WHAT THE EXERCISE ASKS: Return a copy of every line in the records that includes the word "Brochu".

DATA TO PROCESS:
━━━━━━━━━━
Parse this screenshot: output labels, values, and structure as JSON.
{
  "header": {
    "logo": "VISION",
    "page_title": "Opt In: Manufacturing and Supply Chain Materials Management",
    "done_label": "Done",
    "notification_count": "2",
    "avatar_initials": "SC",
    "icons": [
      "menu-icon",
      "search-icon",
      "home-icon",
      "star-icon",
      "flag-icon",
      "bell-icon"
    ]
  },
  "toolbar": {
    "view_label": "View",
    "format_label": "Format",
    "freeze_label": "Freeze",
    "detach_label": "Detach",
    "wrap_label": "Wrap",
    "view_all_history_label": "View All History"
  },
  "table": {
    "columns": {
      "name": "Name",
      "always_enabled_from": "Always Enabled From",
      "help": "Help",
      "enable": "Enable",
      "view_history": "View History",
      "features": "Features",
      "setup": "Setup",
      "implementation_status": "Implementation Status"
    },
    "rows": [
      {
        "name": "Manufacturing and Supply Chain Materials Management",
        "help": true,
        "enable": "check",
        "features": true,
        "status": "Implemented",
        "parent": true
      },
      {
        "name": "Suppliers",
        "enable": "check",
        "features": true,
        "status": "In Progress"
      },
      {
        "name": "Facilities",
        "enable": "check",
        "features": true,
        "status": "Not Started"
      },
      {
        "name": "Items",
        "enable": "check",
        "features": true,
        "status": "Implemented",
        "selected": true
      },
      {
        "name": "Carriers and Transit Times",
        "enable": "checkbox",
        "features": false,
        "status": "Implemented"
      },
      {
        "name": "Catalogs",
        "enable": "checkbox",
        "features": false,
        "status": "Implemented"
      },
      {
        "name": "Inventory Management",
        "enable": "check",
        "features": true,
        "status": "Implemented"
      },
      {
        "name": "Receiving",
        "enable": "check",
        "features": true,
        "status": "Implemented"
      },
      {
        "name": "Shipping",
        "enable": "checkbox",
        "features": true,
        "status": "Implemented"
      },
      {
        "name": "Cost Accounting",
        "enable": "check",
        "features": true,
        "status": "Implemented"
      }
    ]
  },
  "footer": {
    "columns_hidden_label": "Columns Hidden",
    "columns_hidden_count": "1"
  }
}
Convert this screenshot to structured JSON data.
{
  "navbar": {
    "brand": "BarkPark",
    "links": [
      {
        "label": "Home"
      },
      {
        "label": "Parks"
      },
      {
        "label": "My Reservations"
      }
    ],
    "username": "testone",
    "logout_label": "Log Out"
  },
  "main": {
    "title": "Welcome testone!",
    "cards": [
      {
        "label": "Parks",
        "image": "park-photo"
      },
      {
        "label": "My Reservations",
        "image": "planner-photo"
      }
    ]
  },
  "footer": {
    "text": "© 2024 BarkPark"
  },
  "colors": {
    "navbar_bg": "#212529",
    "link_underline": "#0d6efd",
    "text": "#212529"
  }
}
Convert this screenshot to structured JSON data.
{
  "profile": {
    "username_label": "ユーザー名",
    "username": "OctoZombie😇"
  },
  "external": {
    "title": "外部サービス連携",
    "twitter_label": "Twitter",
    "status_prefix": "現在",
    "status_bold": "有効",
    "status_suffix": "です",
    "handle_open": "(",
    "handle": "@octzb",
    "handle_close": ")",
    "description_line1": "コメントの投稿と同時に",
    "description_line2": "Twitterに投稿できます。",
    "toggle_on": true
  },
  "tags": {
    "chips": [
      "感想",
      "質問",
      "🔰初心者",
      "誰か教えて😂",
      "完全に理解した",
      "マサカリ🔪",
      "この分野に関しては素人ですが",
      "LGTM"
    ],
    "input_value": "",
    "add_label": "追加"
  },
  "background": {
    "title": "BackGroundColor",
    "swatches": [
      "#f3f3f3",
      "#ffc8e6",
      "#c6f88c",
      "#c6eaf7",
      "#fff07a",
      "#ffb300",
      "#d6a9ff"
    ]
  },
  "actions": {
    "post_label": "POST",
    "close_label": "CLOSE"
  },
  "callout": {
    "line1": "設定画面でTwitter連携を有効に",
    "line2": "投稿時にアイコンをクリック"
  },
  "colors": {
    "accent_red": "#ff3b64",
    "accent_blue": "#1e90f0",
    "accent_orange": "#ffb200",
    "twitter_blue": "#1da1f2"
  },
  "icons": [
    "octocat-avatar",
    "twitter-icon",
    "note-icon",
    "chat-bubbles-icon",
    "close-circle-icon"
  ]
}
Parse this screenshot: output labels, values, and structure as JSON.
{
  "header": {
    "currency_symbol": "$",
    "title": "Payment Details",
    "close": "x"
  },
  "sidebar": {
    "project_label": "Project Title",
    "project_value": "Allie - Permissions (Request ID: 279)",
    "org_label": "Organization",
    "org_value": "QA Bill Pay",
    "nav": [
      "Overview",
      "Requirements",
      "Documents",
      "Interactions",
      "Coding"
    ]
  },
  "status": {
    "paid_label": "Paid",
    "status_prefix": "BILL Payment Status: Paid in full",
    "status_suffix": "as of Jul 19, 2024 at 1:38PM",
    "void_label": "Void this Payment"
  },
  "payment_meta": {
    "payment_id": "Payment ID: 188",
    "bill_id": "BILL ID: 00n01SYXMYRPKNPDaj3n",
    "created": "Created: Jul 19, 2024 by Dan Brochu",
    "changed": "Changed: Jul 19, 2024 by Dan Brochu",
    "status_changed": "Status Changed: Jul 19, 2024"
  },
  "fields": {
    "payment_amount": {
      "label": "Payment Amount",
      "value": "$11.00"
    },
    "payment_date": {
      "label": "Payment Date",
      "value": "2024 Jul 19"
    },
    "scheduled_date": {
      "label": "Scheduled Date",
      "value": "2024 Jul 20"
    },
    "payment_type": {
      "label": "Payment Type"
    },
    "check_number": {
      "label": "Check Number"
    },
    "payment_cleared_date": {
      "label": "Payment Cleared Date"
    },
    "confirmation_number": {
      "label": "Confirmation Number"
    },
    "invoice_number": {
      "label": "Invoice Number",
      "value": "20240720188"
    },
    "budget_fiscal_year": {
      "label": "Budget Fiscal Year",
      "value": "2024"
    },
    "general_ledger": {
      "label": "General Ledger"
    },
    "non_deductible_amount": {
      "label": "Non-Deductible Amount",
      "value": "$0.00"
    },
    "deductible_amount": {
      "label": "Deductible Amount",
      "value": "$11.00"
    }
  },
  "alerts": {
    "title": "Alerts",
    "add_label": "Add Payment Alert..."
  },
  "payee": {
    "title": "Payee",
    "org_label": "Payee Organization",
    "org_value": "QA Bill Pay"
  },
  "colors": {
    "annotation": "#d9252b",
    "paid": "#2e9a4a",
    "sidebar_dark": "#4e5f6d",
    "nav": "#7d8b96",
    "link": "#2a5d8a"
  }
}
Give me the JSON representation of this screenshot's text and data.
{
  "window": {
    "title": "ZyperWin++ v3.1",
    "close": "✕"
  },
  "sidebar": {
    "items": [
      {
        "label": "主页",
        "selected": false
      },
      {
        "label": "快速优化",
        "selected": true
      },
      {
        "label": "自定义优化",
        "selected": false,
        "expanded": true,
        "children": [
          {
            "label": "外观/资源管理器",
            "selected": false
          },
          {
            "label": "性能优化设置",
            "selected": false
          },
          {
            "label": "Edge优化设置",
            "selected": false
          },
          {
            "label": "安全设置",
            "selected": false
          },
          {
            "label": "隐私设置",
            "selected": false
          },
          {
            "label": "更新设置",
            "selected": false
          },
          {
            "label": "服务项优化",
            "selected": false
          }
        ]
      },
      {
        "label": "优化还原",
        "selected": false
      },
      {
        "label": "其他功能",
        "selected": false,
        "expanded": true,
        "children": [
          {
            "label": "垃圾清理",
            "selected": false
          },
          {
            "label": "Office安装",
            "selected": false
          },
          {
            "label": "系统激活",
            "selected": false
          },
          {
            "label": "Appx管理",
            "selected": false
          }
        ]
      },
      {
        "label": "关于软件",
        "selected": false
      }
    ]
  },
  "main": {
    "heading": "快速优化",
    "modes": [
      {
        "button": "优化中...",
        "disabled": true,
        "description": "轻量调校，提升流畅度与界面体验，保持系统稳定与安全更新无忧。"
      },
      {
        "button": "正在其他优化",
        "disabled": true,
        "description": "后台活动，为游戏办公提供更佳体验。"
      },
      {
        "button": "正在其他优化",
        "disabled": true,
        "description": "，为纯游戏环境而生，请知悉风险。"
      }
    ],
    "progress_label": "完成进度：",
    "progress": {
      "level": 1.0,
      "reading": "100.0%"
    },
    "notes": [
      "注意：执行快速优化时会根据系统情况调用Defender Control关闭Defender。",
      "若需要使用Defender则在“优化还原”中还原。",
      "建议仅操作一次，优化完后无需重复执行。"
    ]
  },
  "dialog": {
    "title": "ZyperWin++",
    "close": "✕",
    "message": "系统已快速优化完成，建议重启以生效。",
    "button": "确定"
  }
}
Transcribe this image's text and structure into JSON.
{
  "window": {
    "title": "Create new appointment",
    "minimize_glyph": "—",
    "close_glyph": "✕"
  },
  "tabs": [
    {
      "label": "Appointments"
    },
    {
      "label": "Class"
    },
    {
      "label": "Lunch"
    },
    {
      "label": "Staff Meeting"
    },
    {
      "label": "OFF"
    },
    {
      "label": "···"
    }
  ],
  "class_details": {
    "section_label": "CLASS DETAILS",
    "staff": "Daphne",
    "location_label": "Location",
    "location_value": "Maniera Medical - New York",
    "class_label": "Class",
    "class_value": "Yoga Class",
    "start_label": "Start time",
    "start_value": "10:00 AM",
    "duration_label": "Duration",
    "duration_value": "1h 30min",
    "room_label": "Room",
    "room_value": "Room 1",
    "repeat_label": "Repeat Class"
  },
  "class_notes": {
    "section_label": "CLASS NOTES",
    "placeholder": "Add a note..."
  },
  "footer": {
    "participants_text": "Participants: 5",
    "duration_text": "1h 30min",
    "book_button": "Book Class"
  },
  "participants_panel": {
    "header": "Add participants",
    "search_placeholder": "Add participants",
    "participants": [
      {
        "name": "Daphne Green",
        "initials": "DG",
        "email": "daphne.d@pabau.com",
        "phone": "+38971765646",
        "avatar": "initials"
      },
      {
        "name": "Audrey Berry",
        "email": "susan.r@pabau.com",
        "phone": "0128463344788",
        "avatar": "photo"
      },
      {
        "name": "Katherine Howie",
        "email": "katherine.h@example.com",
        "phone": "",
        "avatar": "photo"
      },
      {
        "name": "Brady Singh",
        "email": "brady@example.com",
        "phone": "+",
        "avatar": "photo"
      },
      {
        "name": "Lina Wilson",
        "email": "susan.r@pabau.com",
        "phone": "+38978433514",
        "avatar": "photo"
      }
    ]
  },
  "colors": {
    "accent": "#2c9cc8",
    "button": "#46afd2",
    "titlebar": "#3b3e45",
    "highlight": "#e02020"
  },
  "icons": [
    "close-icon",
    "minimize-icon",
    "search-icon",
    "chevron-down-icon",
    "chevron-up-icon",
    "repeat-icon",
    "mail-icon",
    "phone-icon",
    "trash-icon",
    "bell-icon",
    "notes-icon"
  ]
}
━━━━━━━━━━
REPLY:
    "created": "Created: Jul 19, 2024 by Dan Brochu",
    "changed": "Changed: Jul 19, 2024 by Dan Brochu",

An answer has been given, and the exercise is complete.